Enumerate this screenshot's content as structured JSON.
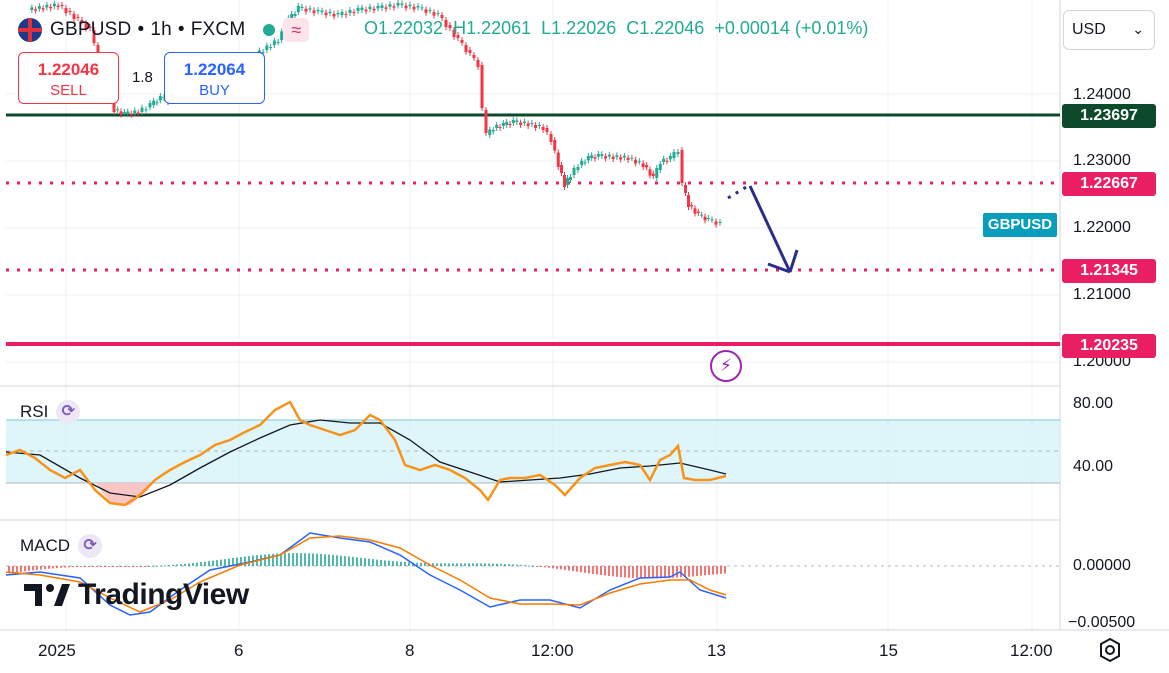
{
  "symbol": {
    "name": "GBPUSD",
    "separator": "•",
    "interval": "1h",
    "exchange": "FXCM",
    "wave_symbol": "≈"
  },
  "ohlc": {
    "open": "O1.22032",
    "high": "H1.22061",
    "low": "L1.22026",
    "close": "C1.22046",
    "change": "+0.00014 (+0.01%)"
  },
  "trade": {
    "sell_price": "1.22046",
    "sell_label": "SELL",
    "spread": "1.8",
    "buy_price": "1.22064",
    "buy_label": "BUY"
  },
  "currency": {
    "value": "USD",
    "chevron": "⌄"
  },
  "price_axis": {
    "ticks": [
      "1.24000",
      "1.23000",
      "1.22000",
      "1.21000",
      "1.20000"
    ]
  },
  "price_levels": [
    {
      "label": "1.23697",
      "style": "solid",
      "color": "#0c4a2b"
    },
    {
      "label": "1.22667",
      "style": "dotted",
      "color": "#e91e63"
    },
    {
      "label": "1.21345",
      "style": "dotted",
      "color": "#e91e63"
    },
    {
      "label": "1.20235",
      "style": "solid",
      "color": "#e91e63"
    }
  ],
  "symbol_tag": "GBPUSD",
  "rsi": {
    "label": "RSI",
    "ticks": [
      "80.00",
      "40.00"
    ]
  },
  "macd": {
    "label": "MACD",
    "ticks": [
      "0.00000",
      "−0.00500"
    ]
  },
  "brand": {
    "logo_text": "TradingView"
  },
  "time_axis": {
    "labels": [
      "2025",
      "6",
      "8",
      "12:00",
      "13",
      "15",
      "12:00"
    ]
  },
  "colors": {
    "up": "#22ab94",
    "down": "#f23645",
    "rsi_line": "#f7931a",
    "macd_line": "#2962ff",
    "signal_line": "#f57c00",
    "arrow": "#2a2e8a"
  },
  "icons": {
    "cycle": "⟳",
    "bolt": "⚡",
    "settings": "gear-icon"
  }
}
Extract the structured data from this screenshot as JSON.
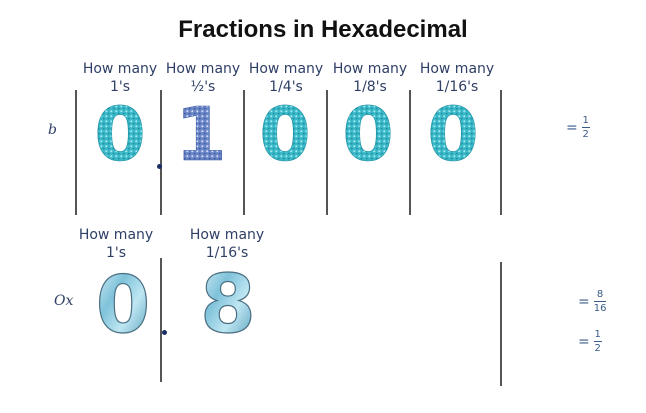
{
  "title": "Fractions in Hexadecimal",
  "binary": {
    "prefix": "b",
    "headers": [
      {
        "top": "How many",
        "bottom": "1's"
      },
      {
        "top": "How many",
        "bottom": "½'s"
      },
      {
        "top": "How many",
        "bottom": "1/4's"
      },
      {
        "top": "How many",
        "bottom": "1/8's"
      },
      {
        "top": "How many",
        "bottom": "1/16's"
      }
    ],
    "digits": [
      "0",
      "1",
      "0",
      "0",
      "0"
    ],
    "result": {
      "eq": "=",
      "num": "1",
      "den": "2"
    }
  },
  "hex": {
    "prefix": "Ox",
    "headers": [
      {
        "top": "How many",
        "bottom": "1's"
      },
      {
        "top": "How many",
        "bottom": "1/16's"
      }
    ],
    "digits": [
      "0",
      "8"
    ],
    "results": [
      {
        "eq": "=",
        "num": "8",
        "den": "16"
      },
      {
        "eq": "=",
        "num": "1",
        "den": "2"
      }
    ]
  },
  "colors": {
    "glitter_teal": "#39b7c7",
    "glitter_blue": "#6a86c8",
    "crystal": "#8fc9de",
    "ink": "#2f3f66"
  }
}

■ INSTRUCTION:
Pictures in the records above should not be copied. Repeat everything else exactly.

■ OUTPUT OF THE EXERCISE:
Enumerate this screenshot's content as structured JSON.
{
  "symbol": {
    "name": "GBPUSD",
    "separator": "•",
    "interval": "1h",
    "exchange": "FXCM",
    "wave_symbol": "≈"
  },
  "ohlc": {
    "open": "O1.22032",
    "high": "H1.22061",
    "low": "L1.22026",
    "close": "C1.22046",
    "change": "+0.00014 (+0.01%)"
  },
  "trade": {
    "sell_price": "1.22046",
    "sell_label": "SELL",
    "spread": "1.8",
    "buy_price": "1.22064",
    "buy_label": "BUY"
  },
  "currency": {
    "value": "USD",
    "chevron": "⌄"
  },
  "price_axis": {
    "ticks": [
      "1.24000",
      "1.23000",
      "1.22000",
      "1.21000",
      "1.20000"
    ]
  },
  "price_levels": [
    {
      "label": "1.23697",
      "style": "solid",
      "color": "#0c4a2b"
    },
    {
      "label": "1.22667",
      "style": "dotted",
      "color": "#e91e63"
    },
    {
      "label": "1.21345",
      "style": "dotted",
      "color": "#e91e63"
    },
    {
      "label": "1.20235",
      "style": "solid",
      "color": "#e91e63"
    }
  ],
  "symbol_tag": "GBPUSD",
  "rsi": {
    "label": "RSI",
    "ticks": [
      "80.00",
      "40.00"
    ]
  },
  "macd": {
    "label": "MACD",
    "ticks": [
      "0.00000",
      "−0.00500"
    ]
  },
  "brand": {
    "logo_text": "TradingView"
  },
  "time_axis": {
    "labels": [
      "2025",
      "6",
      "8",
      "12:00",
      "13",
      "15",
      "12:00"
    ]
  },
  "colors": {
    "up": "#22ab94",
    "down": "#f23645",
    "rsi_line": "#f7931a",
    "macd_line": "#2962ff",
    "signal_line": "#f57c00",
    "arrow": "#2a2e8a"
  },
  "icons": {
    "cycle": "⟳",
    "bolt": "⚡",
    "settings": "gear-icon"
  }
}
Extract the structured data from this screenshot as JSON.
{
  "title": "Fractions in Hexadecimal",
  "binary": {
    "prefix": "b",
    "headers": [
      {
        "top": "How many",
        "bottom": "1's"
      },
      {
        "top": "How many",
        "bottom": "½'s"
      },
      {
        "top": "How many",
        "bottom": "1/4's"
      },
      {
        "top": "How many",
        "bottom": "1/8's"
      },
      {
        "top": "How many",
        "bottom": "1/16's"
      }
    ],
    "digits": [
      "0",
      "1",
      "0",
      "0",
      "0"
    ],
    "result": {
      "eq": "=",
      "num": "1",
      "den": "2"
    }
  },
  "hex": {
    "prefix": "Ox",
    "headers": [
      {
        "top": "How many",
        "bottom": "1's"
      },
      {
        "top": "How many",
        "bottom": "1/16's"
      }
    ],
    "digits": [
      "0",
      "8"
    ],
    "results": [
      {
        "eq": "=",
        "num": "8",
        "den": "16"
      },
      {
        "eq": "=",
        "num": "1",
        "den": "2"
      }
    ]
  },
  "colors": {
    "glitter_teal": "#39b7c7",
    "glitter_blue": "#6a86c8",
    "crystal": "#8fc9de",
    "ink": "#2f3f66"
  }
}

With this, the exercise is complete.